_BRIEF_
Go through the material below and copy all lines with "JSON".

_DATA RECORDS_

_ _ _

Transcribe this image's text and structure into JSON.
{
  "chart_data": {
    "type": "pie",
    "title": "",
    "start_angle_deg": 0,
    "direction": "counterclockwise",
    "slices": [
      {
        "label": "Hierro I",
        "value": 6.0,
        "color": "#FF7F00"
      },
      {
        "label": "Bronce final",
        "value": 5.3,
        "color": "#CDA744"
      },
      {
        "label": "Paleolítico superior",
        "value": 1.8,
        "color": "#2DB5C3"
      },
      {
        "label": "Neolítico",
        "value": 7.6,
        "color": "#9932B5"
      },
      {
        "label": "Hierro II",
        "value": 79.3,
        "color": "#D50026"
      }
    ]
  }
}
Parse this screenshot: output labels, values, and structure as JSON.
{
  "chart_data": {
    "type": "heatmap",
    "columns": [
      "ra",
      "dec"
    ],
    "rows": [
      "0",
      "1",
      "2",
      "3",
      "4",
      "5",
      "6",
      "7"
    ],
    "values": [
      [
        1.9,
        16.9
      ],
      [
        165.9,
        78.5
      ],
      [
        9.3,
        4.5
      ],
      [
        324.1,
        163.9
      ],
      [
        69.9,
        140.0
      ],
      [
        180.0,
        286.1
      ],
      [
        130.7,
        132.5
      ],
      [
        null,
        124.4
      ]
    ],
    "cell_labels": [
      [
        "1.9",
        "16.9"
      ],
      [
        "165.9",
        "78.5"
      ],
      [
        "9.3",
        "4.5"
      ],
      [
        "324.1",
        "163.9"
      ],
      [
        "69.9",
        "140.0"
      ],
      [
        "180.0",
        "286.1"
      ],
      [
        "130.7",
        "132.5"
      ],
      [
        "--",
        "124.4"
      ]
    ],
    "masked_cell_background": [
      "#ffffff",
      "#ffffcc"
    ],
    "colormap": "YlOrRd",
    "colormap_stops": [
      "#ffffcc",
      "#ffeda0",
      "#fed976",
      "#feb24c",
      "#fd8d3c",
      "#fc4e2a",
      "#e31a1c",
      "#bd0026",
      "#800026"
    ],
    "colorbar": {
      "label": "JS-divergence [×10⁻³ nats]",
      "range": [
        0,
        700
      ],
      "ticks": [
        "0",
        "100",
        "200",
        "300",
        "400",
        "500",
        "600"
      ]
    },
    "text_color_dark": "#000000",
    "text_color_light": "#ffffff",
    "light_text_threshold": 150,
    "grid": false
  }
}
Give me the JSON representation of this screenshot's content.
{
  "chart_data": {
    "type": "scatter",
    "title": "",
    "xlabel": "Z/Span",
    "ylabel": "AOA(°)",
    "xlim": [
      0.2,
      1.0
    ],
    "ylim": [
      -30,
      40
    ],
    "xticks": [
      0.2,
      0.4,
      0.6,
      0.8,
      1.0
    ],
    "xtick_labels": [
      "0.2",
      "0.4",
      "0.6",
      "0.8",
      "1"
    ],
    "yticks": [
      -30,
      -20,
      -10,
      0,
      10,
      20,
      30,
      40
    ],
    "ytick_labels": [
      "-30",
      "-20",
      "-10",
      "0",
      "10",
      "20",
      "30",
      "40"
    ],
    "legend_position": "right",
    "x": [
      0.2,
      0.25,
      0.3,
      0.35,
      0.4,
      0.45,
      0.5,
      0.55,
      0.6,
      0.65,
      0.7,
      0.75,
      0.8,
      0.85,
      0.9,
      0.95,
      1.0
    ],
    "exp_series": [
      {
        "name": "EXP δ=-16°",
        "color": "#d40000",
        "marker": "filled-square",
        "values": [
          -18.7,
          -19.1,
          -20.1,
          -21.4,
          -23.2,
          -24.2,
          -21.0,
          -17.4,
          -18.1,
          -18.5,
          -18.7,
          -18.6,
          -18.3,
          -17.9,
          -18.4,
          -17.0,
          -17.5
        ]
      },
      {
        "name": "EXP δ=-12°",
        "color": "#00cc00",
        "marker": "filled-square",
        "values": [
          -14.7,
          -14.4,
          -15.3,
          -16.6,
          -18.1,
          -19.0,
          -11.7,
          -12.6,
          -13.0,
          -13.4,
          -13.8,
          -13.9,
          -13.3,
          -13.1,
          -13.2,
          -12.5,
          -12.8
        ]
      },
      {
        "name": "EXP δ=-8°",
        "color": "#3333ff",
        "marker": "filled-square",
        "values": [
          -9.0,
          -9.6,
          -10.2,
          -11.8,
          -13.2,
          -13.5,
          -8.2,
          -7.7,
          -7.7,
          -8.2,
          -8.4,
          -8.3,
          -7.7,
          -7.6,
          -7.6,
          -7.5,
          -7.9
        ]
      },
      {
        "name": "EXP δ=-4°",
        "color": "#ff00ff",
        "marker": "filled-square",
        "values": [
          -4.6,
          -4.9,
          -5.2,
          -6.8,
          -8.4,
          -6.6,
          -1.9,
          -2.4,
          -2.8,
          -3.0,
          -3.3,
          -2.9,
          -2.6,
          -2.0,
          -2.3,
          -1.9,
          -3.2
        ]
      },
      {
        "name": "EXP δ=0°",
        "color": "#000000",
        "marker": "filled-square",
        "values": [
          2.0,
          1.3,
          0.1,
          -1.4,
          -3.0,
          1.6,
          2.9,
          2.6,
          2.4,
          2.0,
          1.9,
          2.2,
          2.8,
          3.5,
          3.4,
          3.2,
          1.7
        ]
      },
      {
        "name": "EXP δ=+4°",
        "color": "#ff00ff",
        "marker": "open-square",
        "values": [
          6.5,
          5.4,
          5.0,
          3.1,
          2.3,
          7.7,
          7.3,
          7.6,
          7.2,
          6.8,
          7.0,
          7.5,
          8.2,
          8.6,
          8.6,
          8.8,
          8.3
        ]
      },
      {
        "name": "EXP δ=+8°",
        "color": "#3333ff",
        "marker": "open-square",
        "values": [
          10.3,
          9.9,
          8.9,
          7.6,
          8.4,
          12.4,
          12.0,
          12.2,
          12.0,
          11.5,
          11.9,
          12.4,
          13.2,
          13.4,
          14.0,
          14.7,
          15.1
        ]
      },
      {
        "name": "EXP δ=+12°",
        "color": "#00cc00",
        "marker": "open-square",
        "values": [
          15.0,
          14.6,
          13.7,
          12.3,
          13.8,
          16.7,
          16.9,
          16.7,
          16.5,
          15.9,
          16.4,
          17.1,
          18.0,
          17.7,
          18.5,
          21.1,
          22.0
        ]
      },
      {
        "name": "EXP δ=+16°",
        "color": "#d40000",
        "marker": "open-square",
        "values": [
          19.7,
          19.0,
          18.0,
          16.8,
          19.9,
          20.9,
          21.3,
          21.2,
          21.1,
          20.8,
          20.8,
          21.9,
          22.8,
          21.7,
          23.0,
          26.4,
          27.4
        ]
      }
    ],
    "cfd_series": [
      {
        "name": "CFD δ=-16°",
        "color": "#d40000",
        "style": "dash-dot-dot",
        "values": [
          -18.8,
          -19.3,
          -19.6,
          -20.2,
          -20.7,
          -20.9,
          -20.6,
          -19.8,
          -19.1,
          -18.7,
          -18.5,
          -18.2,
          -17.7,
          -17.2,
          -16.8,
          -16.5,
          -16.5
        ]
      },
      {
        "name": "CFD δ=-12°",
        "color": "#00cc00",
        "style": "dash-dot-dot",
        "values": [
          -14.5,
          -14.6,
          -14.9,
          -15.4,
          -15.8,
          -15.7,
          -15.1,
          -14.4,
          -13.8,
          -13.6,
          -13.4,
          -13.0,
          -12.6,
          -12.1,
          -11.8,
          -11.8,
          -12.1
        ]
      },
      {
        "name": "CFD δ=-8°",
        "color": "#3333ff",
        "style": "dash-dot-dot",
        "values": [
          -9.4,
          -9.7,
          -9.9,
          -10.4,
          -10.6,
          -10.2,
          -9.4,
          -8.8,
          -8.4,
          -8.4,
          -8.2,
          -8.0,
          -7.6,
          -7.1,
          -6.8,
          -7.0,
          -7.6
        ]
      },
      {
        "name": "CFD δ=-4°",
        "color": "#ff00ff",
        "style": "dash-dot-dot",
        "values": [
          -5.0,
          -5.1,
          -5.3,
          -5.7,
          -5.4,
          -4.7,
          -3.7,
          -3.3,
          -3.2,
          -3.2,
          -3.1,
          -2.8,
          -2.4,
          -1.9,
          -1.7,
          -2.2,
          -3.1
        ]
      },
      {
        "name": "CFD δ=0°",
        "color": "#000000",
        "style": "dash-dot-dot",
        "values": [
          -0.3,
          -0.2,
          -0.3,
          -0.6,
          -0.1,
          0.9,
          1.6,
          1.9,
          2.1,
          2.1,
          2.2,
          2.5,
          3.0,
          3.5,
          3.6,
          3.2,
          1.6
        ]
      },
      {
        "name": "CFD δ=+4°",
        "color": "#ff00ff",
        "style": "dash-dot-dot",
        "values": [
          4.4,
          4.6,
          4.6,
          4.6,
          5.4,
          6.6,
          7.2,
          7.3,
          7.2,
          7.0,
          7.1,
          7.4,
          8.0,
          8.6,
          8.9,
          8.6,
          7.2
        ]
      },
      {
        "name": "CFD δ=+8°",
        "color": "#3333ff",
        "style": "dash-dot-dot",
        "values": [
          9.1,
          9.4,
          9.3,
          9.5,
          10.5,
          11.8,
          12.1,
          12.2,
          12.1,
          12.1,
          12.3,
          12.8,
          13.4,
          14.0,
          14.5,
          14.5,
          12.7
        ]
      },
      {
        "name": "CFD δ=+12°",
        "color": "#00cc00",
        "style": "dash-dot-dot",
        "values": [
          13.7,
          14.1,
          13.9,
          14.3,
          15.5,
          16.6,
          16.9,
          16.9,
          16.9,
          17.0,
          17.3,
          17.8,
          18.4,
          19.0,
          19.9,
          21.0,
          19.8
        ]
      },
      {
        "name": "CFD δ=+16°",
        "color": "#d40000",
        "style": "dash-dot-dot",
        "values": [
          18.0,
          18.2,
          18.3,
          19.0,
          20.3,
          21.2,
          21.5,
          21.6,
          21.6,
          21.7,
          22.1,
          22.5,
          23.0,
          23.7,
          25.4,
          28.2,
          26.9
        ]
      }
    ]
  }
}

_ _ _

_THE ANSWER_
Transcribe this image's text and structure into JSON.
Parse this screenshot: output labels, values, and structure as JSON.
Give me the JSON representation of this screenshot's content.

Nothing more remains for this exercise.